_GOAL_
Report each line of the data that includes the word "author".

_ITEMS_
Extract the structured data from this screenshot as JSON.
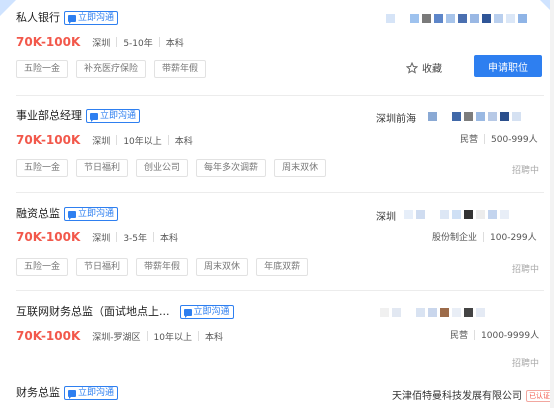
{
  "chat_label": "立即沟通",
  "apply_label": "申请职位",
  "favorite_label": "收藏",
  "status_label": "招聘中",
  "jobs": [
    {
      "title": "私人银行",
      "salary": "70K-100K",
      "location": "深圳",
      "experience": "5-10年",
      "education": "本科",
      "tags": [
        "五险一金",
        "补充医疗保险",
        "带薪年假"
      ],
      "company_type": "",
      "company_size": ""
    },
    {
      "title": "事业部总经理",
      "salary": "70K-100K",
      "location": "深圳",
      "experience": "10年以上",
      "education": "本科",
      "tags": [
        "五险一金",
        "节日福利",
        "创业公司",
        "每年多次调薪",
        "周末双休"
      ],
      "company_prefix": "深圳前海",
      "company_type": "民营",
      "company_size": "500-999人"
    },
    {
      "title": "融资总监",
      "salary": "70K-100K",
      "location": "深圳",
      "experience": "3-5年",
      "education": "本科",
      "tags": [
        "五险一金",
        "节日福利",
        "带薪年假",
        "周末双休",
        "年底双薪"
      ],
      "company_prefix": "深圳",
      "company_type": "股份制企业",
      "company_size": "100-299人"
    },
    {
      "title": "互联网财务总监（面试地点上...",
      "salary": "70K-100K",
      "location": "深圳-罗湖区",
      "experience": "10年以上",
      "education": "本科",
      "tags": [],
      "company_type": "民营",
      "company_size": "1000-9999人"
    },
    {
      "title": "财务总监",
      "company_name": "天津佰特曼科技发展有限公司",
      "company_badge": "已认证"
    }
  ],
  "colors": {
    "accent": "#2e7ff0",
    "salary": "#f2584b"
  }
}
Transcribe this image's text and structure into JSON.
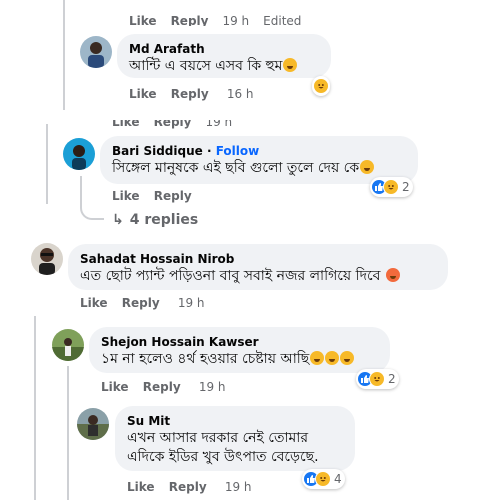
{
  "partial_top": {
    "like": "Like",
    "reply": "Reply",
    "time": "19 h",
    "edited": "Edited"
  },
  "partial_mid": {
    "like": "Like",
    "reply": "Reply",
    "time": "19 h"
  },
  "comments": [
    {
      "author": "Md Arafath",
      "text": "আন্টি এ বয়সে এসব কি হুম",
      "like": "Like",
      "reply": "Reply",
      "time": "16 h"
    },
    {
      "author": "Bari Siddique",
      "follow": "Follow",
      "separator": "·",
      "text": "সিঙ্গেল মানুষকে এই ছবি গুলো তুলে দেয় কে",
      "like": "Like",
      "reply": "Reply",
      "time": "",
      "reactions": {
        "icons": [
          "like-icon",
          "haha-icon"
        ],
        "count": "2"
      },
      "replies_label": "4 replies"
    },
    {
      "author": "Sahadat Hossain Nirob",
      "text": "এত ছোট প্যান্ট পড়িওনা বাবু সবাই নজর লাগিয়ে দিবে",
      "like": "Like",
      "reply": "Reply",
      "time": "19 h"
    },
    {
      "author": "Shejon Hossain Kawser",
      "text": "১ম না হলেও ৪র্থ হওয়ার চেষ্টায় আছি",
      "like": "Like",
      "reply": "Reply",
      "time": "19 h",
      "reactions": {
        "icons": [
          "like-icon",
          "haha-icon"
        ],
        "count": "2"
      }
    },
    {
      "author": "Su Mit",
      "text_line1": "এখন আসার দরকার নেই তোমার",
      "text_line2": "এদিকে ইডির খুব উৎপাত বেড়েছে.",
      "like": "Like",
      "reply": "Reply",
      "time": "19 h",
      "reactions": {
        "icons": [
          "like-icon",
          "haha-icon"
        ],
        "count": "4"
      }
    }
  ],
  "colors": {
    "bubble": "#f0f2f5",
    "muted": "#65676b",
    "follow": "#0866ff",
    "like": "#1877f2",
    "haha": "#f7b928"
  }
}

_ANSWER FOR THIS EXERCISE_
      "author": "Md Arafath",
      "author": "Bari Siddique",
      "author": "Sahadat Hossain Nirob",
      "author": "Shejon Hossain Kawser",
      "author": "Su Mit",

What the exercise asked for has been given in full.